### What the task requires
Among the lines below, list those containing the string "Discuss".

......

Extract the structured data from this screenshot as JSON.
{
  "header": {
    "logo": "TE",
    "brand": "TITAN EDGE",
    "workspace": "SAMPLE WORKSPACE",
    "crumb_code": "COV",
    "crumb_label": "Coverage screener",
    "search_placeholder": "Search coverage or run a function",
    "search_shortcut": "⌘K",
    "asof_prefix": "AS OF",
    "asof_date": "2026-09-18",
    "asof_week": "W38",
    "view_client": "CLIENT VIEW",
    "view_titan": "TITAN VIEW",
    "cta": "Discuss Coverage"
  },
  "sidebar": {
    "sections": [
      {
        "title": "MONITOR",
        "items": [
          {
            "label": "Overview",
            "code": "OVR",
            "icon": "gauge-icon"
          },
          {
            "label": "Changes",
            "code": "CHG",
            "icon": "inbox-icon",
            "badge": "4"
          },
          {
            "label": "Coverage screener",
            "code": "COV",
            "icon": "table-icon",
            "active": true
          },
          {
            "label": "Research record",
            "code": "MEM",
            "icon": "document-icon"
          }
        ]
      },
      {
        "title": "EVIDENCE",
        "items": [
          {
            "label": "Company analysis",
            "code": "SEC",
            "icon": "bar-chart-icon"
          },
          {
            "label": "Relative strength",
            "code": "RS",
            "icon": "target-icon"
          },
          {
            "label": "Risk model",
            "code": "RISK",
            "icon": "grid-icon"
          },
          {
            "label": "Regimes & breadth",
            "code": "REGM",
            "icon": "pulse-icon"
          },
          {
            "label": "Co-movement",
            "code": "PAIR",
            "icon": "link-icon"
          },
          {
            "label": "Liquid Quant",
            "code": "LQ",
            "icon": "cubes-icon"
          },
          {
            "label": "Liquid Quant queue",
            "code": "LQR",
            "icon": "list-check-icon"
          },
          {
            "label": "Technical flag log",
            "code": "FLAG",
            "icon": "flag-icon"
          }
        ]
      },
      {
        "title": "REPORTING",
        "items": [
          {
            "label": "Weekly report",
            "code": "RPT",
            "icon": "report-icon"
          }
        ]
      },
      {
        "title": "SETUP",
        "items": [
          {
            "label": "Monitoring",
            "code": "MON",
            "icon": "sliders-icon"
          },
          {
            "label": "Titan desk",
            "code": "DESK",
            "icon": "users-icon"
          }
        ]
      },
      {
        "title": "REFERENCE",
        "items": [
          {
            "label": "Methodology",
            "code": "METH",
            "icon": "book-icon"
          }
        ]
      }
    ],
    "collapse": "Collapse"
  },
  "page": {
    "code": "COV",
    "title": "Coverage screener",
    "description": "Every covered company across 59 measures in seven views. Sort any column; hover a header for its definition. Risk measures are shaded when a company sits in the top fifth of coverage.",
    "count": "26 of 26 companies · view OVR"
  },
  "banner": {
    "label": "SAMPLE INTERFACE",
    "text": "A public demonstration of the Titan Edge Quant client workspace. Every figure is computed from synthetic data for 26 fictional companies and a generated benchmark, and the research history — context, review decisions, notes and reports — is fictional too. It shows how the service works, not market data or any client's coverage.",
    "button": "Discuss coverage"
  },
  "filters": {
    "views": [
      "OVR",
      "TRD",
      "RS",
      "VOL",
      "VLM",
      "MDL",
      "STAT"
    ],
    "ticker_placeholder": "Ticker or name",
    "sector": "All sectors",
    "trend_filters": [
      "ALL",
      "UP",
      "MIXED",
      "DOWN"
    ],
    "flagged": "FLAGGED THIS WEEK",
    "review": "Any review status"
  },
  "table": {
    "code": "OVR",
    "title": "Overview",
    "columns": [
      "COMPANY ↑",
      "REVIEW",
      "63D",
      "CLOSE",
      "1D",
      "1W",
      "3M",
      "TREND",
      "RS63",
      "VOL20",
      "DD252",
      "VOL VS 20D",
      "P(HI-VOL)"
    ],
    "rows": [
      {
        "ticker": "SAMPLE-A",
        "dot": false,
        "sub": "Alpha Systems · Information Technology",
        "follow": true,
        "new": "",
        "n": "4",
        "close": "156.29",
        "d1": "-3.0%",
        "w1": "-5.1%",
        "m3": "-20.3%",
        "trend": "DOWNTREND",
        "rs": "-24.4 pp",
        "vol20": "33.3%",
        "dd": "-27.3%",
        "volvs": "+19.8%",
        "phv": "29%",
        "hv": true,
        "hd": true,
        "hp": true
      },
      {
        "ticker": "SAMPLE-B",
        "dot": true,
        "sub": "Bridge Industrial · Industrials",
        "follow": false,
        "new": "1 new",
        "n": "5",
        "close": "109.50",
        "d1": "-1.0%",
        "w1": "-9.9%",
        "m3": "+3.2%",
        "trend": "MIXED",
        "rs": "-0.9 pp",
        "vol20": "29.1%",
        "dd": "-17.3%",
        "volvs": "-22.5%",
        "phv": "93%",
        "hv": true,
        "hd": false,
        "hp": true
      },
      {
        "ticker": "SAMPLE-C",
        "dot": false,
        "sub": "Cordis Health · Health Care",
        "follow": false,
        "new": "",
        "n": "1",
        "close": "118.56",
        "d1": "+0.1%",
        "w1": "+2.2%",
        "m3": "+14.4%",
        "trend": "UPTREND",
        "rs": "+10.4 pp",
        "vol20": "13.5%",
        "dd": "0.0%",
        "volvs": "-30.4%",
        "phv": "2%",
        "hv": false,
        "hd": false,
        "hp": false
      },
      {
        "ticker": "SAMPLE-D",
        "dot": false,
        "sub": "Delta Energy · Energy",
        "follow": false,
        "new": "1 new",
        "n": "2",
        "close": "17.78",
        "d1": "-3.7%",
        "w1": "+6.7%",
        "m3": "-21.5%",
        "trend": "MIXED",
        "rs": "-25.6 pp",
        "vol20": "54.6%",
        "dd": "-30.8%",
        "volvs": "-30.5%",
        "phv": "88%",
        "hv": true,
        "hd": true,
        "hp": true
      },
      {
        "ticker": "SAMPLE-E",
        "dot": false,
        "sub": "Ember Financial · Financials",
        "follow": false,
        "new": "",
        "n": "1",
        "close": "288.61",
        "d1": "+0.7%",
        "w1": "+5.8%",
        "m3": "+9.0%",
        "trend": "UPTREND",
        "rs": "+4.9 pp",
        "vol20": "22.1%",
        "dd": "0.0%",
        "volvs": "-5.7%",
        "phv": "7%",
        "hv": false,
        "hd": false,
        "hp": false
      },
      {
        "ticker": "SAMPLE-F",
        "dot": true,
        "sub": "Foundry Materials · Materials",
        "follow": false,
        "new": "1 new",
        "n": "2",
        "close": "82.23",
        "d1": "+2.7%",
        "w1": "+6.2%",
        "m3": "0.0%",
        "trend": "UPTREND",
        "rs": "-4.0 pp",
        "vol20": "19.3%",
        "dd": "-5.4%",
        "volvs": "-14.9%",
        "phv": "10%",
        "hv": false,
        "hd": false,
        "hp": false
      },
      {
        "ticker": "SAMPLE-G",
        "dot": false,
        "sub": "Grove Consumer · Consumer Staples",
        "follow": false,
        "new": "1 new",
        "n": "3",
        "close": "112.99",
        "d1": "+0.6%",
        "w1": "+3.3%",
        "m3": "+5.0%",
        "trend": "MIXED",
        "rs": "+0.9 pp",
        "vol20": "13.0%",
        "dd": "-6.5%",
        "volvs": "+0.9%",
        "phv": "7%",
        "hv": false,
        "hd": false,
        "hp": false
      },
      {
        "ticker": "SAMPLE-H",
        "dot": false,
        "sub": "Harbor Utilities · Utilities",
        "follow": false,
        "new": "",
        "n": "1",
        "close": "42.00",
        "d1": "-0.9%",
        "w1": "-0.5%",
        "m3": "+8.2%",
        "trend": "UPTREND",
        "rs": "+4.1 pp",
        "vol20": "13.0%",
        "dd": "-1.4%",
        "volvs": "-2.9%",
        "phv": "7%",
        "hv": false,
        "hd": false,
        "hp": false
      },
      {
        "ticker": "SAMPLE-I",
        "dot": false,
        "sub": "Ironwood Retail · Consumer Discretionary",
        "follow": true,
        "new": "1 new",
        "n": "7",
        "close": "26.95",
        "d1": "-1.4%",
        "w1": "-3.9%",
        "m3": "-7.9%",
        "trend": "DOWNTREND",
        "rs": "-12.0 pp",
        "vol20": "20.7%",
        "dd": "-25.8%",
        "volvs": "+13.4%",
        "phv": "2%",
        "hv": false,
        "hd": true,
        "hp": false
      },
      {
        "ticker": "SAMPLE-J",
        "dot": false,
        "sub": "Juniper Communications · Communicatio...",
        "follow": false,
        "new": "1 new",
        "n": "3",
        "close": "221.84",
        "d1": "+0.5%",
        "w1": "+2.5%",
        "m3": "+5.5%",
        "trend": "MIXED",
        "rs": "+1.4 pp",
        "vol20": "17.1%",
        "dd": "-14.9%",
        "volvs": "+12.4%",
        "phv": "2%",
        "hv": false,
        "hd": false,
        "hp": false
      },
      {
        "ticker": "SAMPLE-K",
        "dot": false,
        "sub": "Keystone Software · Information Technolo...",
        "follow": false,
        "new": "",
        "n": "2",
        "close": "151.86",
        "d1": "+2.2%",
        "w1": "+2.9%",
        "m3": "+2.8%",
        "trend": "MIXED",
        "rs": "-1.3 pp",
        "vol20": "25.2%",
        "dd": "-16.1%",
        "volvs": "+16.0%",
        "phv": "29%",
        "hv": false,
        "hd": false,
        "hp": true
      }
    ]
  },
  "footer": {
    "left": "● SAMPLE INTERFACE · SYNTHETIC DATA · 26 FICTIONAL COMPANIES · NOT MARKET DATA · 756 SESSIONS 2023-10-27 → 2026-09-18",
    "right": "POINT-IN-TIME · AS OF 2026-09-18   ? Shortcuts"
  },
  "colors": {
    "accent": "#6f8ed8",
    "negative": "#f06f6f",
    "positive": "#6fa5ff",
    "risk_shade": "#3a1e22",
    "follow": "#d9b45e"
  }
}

......

### Reply
    "cta": "Discuss Coverage"
    "button": "Discuss coverage"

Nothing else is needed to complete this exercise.